> [WHAT THE TASK ASKS] Repeat the listing that follows, character for character, minus the pictures.

> [DATA RECORDS]
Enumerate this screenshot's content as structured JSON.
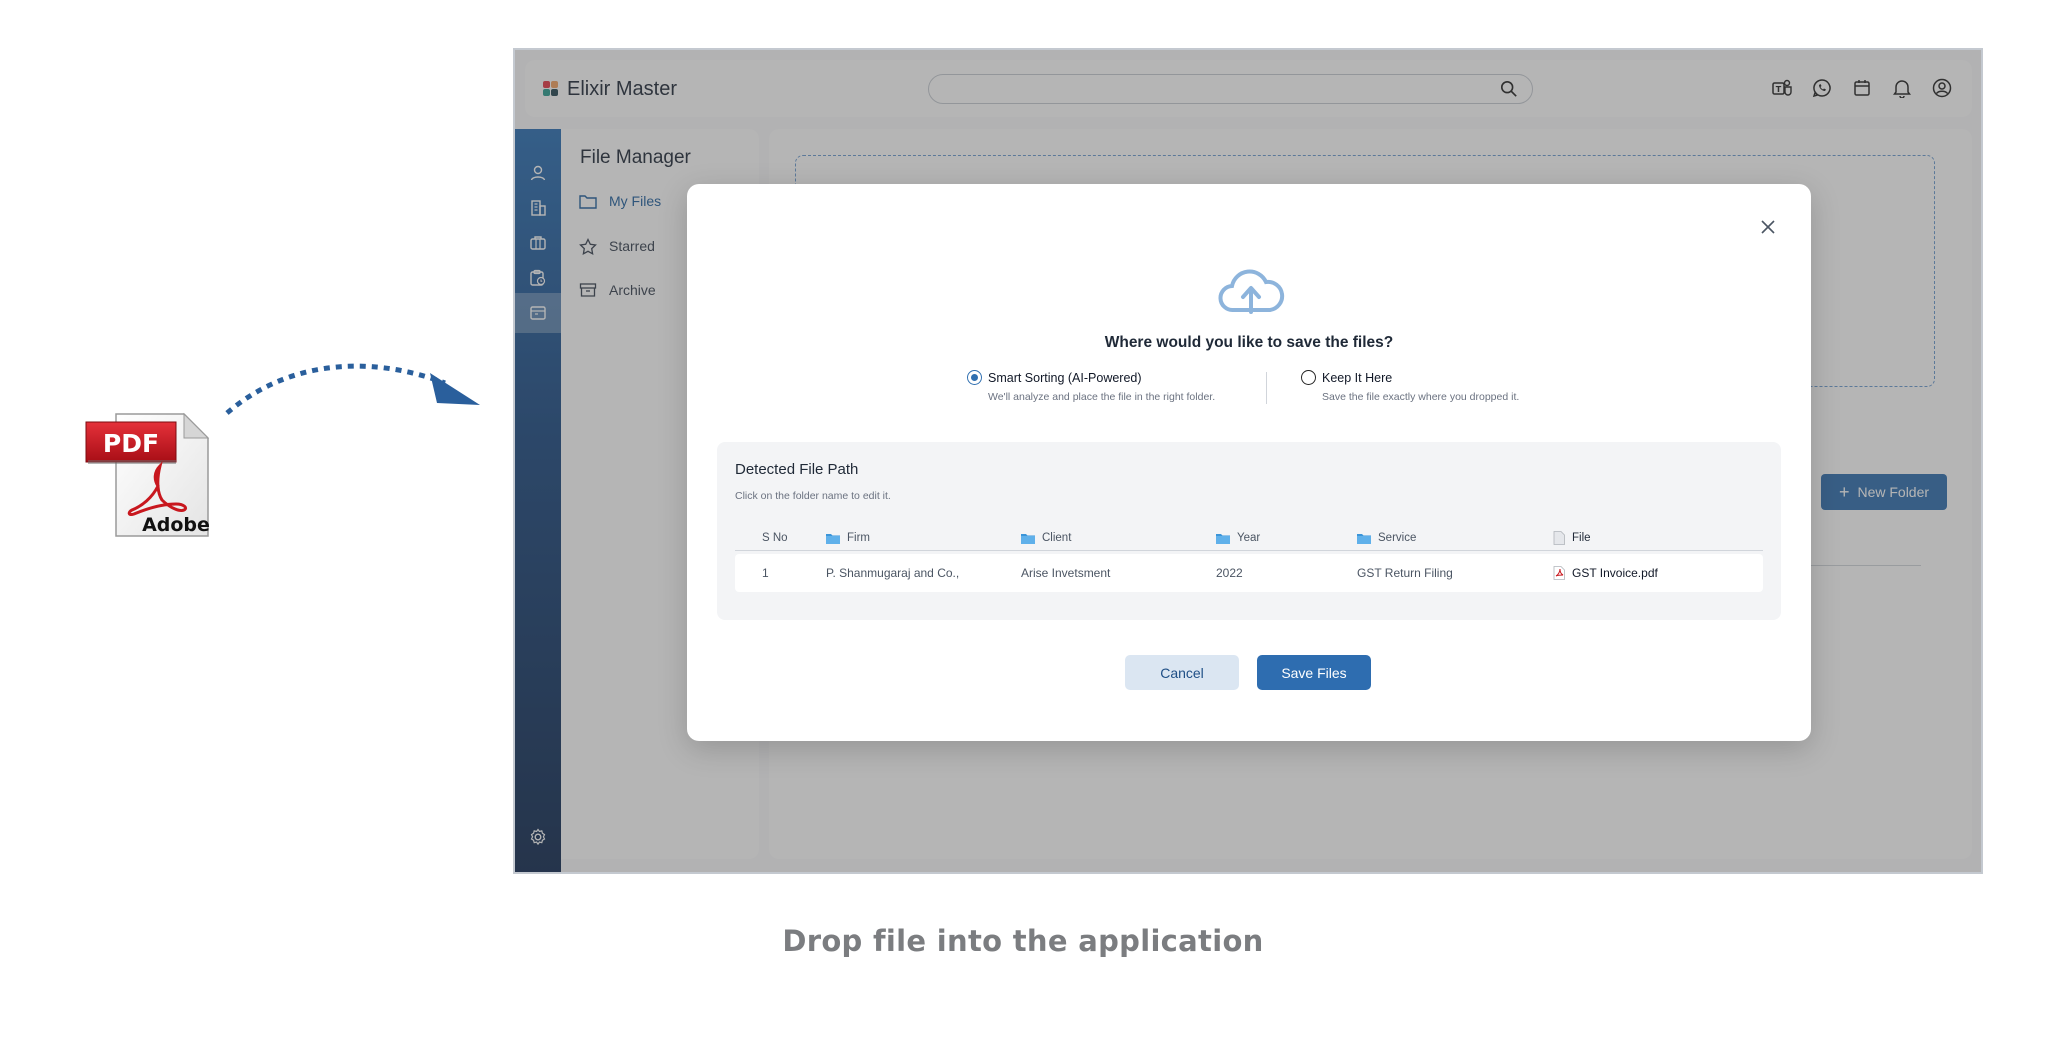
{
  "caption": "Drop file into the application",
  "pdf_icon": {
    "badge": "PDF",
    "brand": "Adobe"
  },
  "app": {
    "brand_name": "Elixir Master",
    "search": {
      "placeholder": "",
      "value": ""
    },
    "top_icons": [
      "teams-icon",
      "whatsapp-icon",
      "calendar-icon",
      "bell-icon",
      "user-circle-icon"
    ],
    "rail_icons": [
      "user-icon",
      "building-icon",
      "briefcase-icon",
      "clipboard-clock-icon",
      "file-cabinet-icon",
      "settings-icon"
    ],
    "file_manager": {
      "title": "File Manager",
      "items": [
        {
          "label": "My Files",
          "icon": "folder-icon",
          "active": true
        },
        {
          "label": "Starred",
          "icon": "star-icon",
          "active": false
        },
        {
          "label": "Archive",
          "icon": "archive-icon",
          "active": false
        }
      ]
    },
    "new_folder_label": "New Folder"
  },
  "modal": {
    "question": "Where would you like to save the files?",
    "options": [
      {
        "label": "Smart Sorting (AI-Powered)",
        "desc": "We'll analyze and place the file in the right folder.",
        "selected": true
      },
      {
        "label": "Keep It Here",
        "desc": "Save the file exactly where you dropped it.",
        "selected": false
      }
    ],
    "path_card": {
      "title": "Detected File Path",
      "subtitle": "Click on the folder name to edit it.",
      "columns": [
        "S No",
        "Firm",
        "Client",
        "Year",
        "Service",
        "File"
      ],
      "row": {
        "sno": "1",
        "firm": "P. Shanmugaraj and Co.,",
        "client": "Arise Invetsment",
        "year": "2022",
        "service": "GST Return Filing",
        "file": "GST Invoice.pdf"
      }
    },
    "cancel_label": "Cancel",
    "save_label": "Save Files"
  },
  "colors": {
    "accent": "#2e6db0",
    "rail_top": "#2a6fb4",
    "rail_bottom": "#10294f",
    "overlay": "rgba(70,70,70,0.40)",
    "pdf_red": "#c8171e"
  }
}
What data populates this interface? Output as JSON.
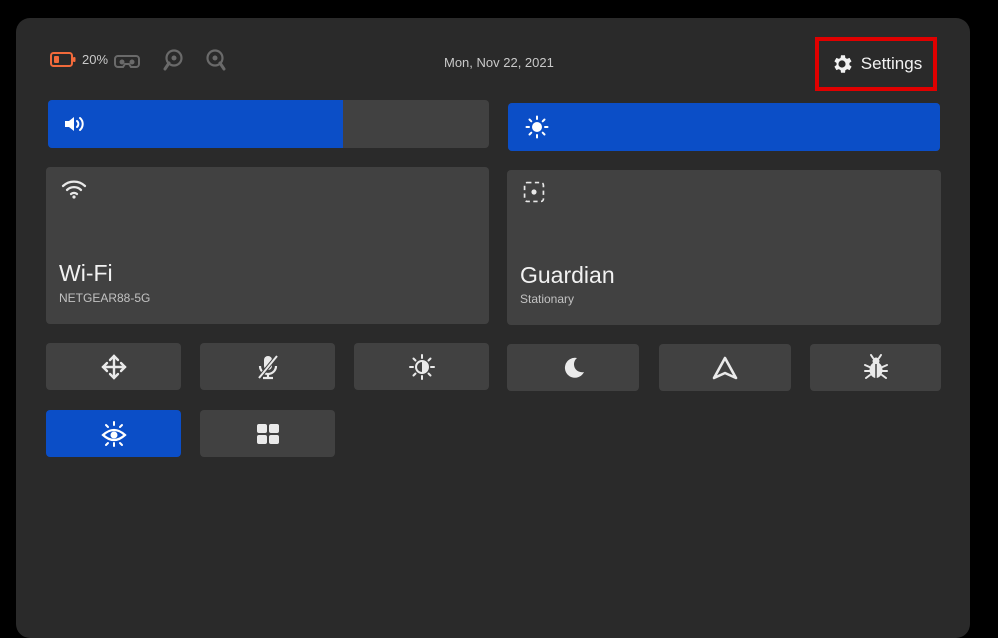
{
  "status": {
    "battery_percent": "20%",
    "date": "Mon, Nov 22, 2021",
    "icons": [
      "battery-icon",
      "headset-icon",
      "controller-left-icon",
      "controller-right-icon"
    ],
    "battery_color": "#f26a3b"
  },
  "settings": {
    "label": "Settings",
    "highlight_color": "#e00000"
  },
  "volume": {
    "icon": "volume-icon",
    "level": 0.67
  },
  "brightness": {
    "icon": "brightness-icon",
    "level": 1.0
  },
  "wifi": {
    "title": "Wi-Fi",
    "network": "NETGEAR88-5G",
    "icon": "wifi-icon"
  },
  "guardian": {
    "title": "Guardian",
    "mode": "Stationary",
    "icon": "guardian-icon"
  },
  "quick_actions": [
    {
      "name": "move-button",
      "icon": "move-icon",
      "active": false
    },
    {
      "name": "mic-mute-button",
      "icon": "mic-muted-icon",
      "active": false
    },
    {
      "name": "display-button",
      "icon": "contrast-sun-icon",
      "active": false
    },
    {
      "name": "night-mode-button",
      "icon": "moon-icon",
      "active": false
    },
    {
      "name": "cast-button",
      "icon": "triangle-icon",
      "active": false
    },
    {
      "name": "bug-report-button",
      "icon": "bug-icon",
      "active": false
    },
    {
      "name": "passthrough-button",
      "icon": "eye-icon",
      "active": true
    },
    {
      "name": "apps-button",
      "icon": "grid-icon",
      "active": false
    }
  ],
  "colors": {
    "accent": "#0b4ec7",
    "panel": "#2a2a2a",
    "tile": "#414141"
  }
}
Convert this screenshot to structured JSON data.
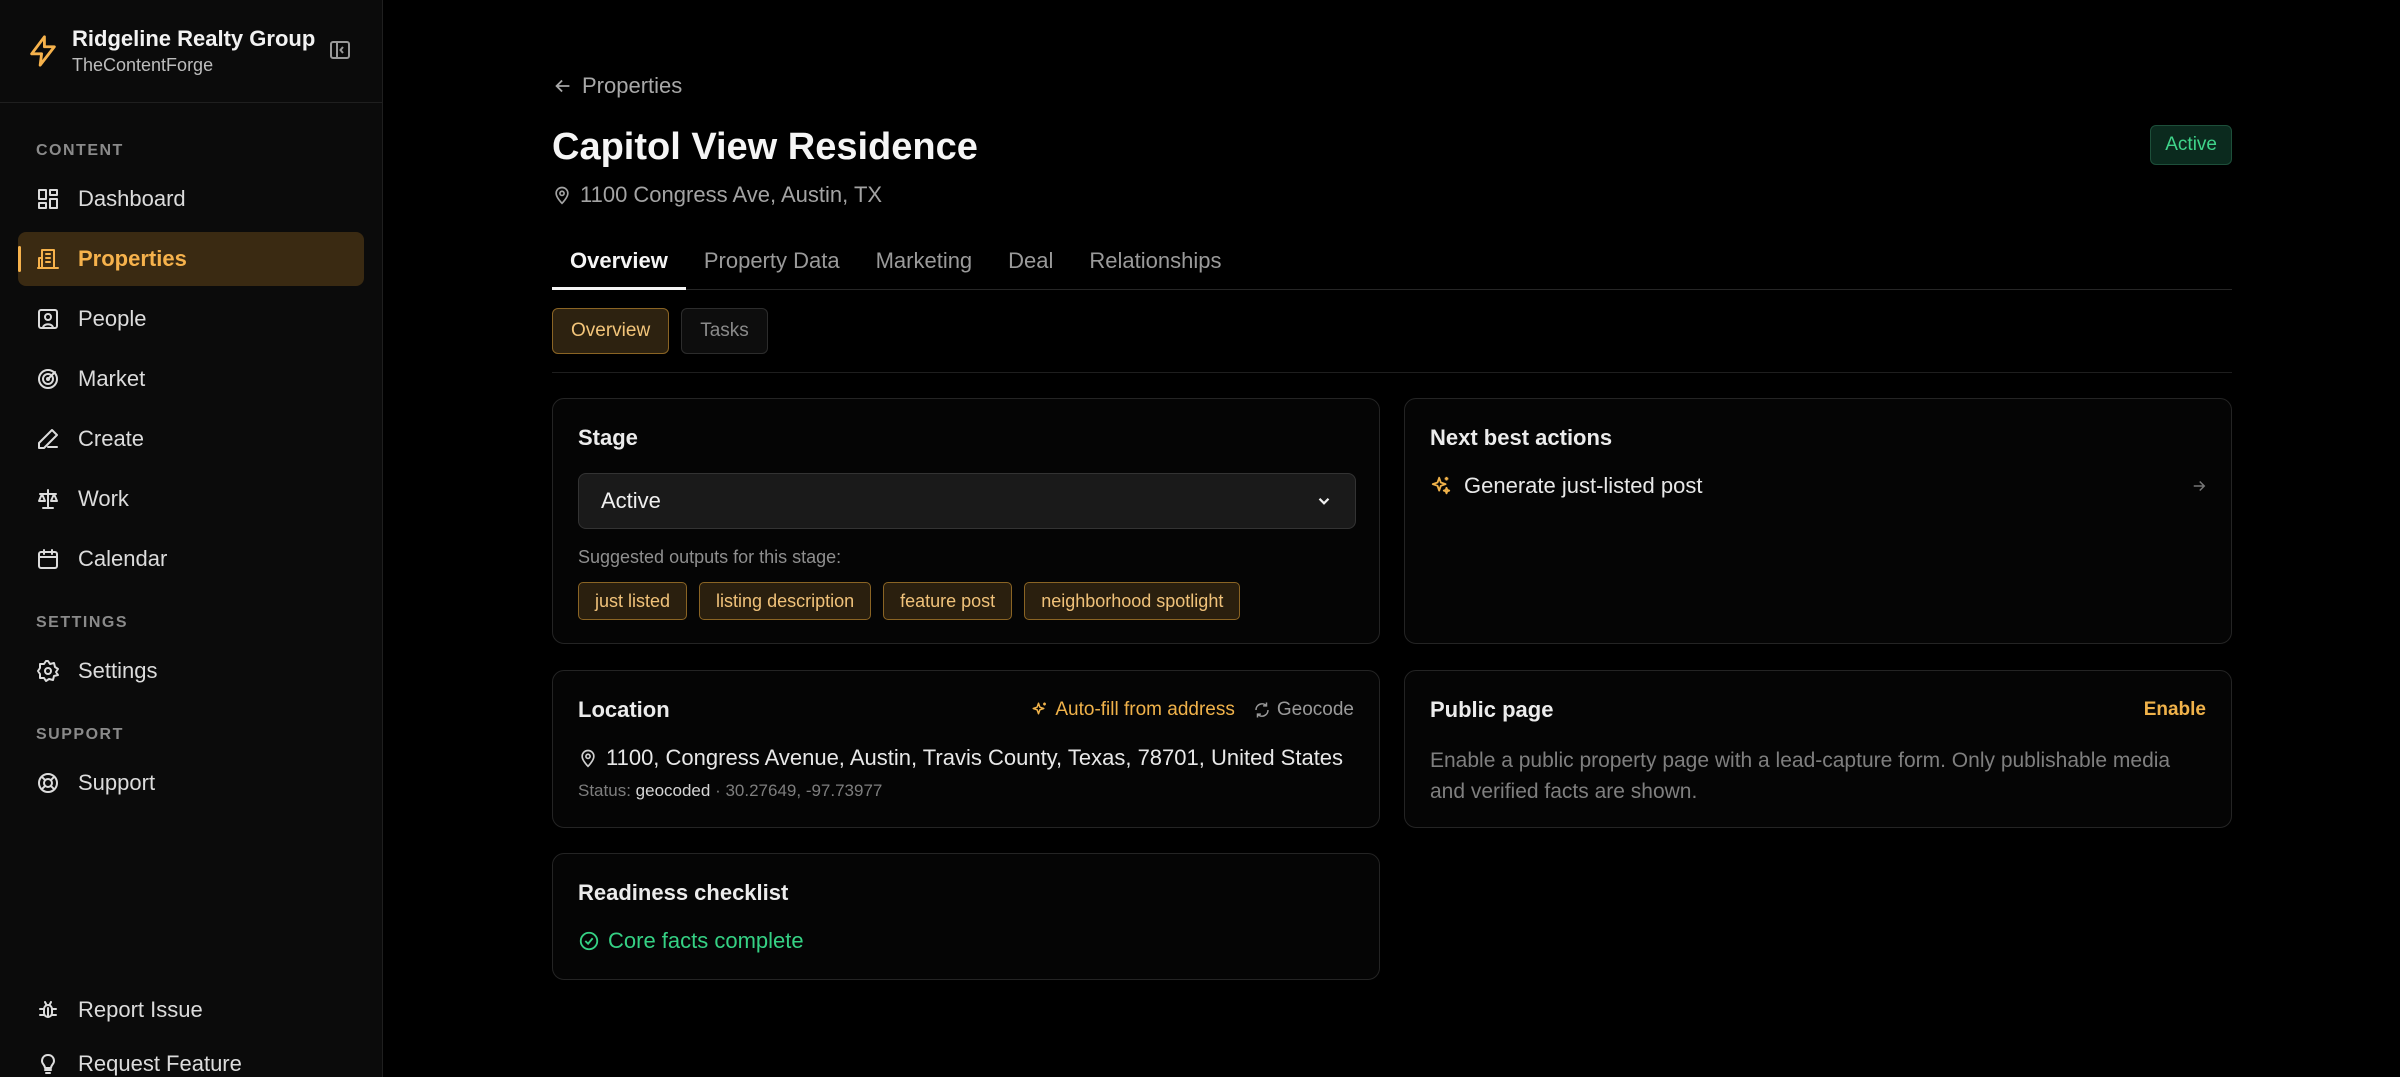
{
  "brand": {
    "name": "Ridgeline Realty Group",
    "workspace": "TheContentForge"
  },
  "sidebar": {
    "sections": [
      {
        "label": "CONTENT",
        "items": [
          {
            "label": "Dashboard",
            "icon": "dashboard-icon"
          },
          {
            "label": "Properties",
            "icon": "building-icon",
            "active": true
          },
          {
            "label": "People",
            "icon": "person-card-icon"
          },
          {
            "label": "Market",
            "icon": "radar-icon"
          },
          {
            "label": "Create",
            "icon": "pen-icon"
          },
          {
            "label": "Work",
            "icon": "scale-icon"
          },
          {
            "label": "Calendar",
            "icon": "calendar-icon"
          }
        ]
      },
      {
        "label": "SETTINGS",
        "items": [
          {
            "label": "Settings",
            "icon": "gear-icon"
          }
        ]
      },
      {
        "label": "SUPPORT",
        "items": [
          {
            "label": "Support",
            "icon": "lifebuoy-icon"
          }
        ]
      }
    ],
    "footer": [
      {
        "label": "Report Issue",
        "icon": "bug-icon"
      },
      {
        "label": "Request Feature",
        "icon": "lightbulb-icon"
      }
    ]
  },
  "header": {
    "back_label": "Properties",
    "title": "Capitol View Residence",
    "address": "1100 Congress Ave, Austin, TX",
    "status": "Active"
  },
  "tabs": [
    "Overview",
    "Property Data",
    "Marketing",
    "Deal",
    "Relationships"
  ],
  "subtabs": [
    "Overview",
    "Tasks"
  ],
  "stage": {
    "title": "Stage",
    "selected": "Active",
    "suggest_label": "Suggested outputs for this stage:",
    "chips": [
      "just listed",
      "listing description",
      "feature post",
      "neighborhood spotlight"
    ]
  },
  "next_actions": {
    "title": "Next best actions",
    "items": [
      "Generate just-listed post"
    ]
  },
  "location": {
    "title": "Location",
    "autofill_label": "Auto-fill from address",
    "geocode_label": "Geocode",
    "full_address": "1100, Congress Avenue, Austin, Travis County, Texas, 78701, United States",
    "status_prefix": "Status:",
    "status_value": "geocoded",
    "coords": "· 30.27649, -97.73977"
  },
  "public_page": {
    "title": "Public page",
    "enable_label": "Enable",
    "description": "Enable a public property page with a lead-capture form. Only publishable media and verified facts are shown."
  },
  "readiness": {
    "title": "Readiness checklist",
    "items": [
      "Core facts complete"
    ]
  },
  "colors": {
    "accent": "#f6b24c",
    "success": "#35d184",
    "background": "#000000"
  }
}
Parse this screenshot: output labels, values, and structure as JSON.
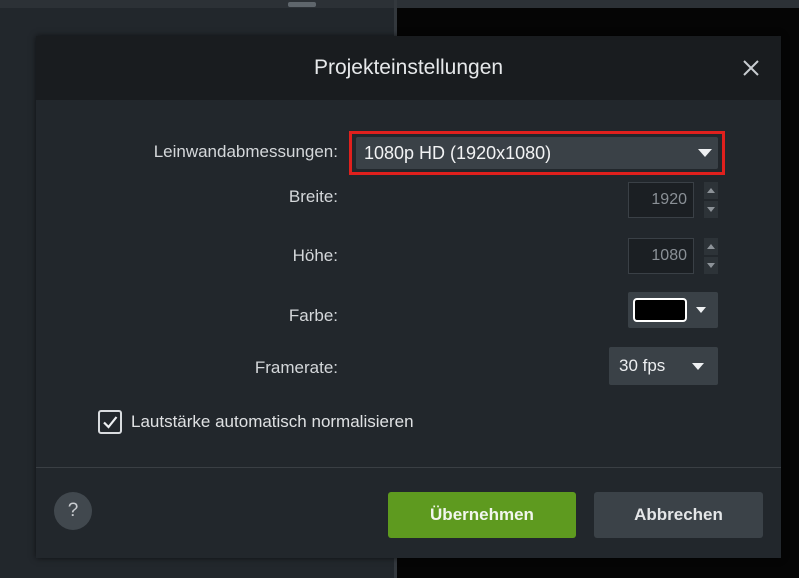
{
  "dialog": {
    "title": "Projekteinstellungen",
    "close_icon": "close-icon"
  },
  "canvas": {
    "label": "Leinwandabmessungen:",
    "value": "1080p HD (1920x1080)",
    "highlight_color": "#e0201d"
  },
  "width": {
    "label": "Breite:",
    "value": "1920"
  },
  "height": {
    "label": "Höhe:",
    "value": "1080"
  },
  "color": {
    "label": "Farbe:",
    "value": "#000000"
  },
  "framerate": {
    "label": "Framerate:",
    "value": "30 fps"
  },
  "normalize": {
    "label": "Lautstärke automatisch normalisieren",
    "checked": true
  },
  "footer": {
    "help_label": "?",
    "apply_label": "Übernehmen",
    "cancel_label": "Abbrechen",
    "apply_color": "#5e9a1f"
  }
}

> [ANSWER TO THIS EXERCISE]
Enumerate this screenshot's content as structured JSON.
{
  "caption": "Drop file into the application",
  "pdf_icon": {
    "badge": "PDF",
    "brand": "Adobe"
  },
  "app": {
    "brand_name": "Elixir Master",
    "search": {
      "placeholder": "",
      "value": ""
    },
    "top_icons": [
      "teams-icon",
      "whatsapp-icon",
      "calendar-icon",
      "bell-icon",
      "user-circle-icon"
    ],
    "rail_icons": [
      "user-icon",
      "building-icon",
      "briefcase-icon",
      "clipboard-clock-icon",
      "file-cabinet-icon",
      "settings-icon"
    ],
    "file_manager": {
      "title": "File Manager",
      "items": [
        {
          "label": "My Files",
          "icon": "folder-icon",
          "active": true
        },
        {
          "label": "Starred",
          "icon": "star-icon",
          "active": false
        },
        {
          "label": "Archive",
          "icon": "archive-icon",
          "active": false
        }
      ]
    },
    "new_folder_label": "New Folder"
  },
  "modal": {
    "question": "Where would you like to save the files?",
    "options": [
      {
        "label": "Smart Sorting (AI-Powered)",
        "desc": "We'll analyze and place the file in the right folder.",
        "selected": true
      },
      {
        "label": "Keep It Here",
        "desc": "Save the file exactly where you dropped it.",
        "selected": false
      }
    ],
    "path_card": {
      "title": "Detected File Path",
      "subtitle": "Click on the folder name to edit it.",
      "columns": [
        "S No",
        "Firm",
        "Client",
        "Year",
        "Service",
        "File"
      ],
      "row": {
        "sno": "1",
        "firm": "P. Shanmugaraj and Co.,",
        "client": "Arise Invetsment",
        "year": "2022",
        "service": "GST Return Filing",
        "file": "GST Invoice.pdf"
      }
    },
    "cancel_label": "Cancel",
    "save_label": "Save Files"
  },
  "colors": {
    "accent": "#2e6db0",
    "rail_top": "#2a6fb4",
    "rail_bottom": "#10294f",
    "overlay": "rgba(70,70,70,0.40)",
    "pdf_red": "#c8171e"
  }
}
What data populates this interface? Output as JSON.
{
  "status": {
    "battery_percent": "20%",
    "date": "Mon, Nov 22, 2021",
    "icons": [
      "battery-icon",
      "headset-icon",
      "controller-left-icon",
      "controller-right-icon"
    ],
    "battery_color": "#f26a3b"
  },
  "settings": {
    "label": "Settings",
    "highlight_color": "#e00000"
  },
  "volume": {
    "icon": "volume-icon",
    "level": 0.67
  },
  "brightness": {
    "icon": "brightness-icon",
    "level": 1.0
  },
  "wifi": {
    "title": "Wi-Fi",
    "network": "NETGEAR88-5G",
    "icon": "wifi-icon"
  },
  "guardian": {
    "title": "Guardian",
    "mode": "Stationary",
    "icon": "guardian-icon"
  },
  "quick_actions": [
    {
      "name": "move-button",
      "icon": "move-icon",
      "active": false
    },
    {
      "name": "mic-mute-button",
      "icon": "mic-muted-icon",
      "active": false
    },
    {
      "name": "display-button",
      "icon": "contrast-sun-icon",
      "active": false
    },
    {
      "name": "night-mode-button",
      "icon": "moon-icon",
      "active": false
    },
    {
      "name": "cast-button",
      "icon": "triangle-icon",
      "active": false
    },
    {
      "name": "bug-report-button",
      "icon": "bug-icon",
      "active": false
    },
    {
      "name": "passthrough-button",
      "icon": "eye-icon",
      "active": true
    },
    {
      "name": "apps-button",
      "icon": "grid-icon",
      "active": false
    }
  ],
  "colors": {
    "accent": "#0b4ec7",
    "panel": "#2a2a2a",
    "tile": "#414141"
  }
}
Convert this screenshot to structured JSON data.
{
  "brand": {
    "name": "Ridgeline Realty Group",
    "workspace": "TheContentForge"
  },
  "sidebar": {
    "sections": [
      {
        "label": "CONTENT",
        "items": [
          {
            "label": "Dashboard",
            "icon": "dashboard-icon"
          },
          {
            "label": "Properties",
            "icon": "building-icon",
            "active": true
          },
          {
            "label": "People",
            "icon": "person-card-icon"
          },
          {
            "label": "Market",
            "icon": "radar-icon"
          },
          {
            "label": "Create",
            "icon": "pen-icon"
          },
          {
            "label": "Work",
            "icon": "scale-icon"
          },
          {
            "label": "Calendar",
            "icon": "calendar-icon"
          }
        ]
      },
      {
        "label": "SETTINGS",
        "items": [
          {
            "label": "Settings",
            "icon": "gear-icon"
          }
        ]
      },
      {
        "label": "SUPPORT",
        "items": [
          {
            "label": "Support",
            "icon": "lifebuoy-icon"
          }
        ]
      }
    ],
    "footer": [
      {
        "label": "Report Issue",
        "icon": "bug-icon"
      },
      {
        "label": "Request Feature",
        "icon": "lightbulb-icon"
      }
    ]
  },
  "header": {
    "back_label": "Properties",
    "title": "Capitol View Residence",
    "address": "1100 Congress Ave, Austin, TX",
    "status": "Active"
  },
  "tabs": [
    "Overview",
    "Property Data",
    "Marketing",
    "Deal",
    "Relationships"
  ],
  "subtabs": [
    "Overview",
    "Tasks"
  ],
  "stage": {
    "title": "Stage",
    "selected": "Active",
    "suggest_label": "Suggested outputs for this stage:",
    "chips": [
      "just listed",
      "listing description",
      "feature post",
      "neighborhood spotlight"
    ]
  },
  "next_actions": {
    "title": "Next best actions",
    "items": [
      "Generate just-listed post"
    ]
  },
  "location": {
    "title": "Location",
    "autofill_label": "Auto-fill from address",
    "geocode_label": "Geocode",
    "full_address": "1100, Congress Avenue, Austin, Travis County, Texas, 78701, United States",
    "status_prefix": "Status:",
    "status_value": "geocoded",
    "coords": "· 30.27649, -97.73977"
  },
  "public_page": {
    "title": "Public page",
    "enable_label": "Enable",
    "description": "Enable a public property page with a lead-capture form. Only publishable media and verified facts are shown."
  },
  "readiness": {
    "title": "Readiness checklist",
    "items": [
      "Core facts complete"
    ]
  },
  "colors": {
    "accent": "#f6b24c",
    "success": "#35d184",
    "background": "#000000"
  }
}
Parse this screenshot: output labels, values, and structure as JSON.
{
  "dialog": {
    "title": "Projekteinstellungen",
    "close_icon": "close-icon"
  },
  "canvas": {
    "label": "Leinwandabmessungen:",
    "value": "1080p HD (1920x1080)",
    "highlight_color": "#e0201d"
  },
  "width": {
    "label": "Breite:",
    "value": "1920"
  },
  "height": {
    "label": "Höhe:",
    "value": "1080"
  },
  "color": {
    "label": "Farbe:",
    "value": "#000000"
  },
  "framerate": {
    "label": "Framerate:",
    "value": "30 fps"
  },
  "normalize": {
    "label": "Lautstärke automatisch normalisieren",
    "checked": true
  },
  "footer": {
    "help_label": "?",
    "apply_label": "Übernehmen",
    "cancel_label": "Abbrechen",
    "apply_color": "#5e9a1f"
  }
}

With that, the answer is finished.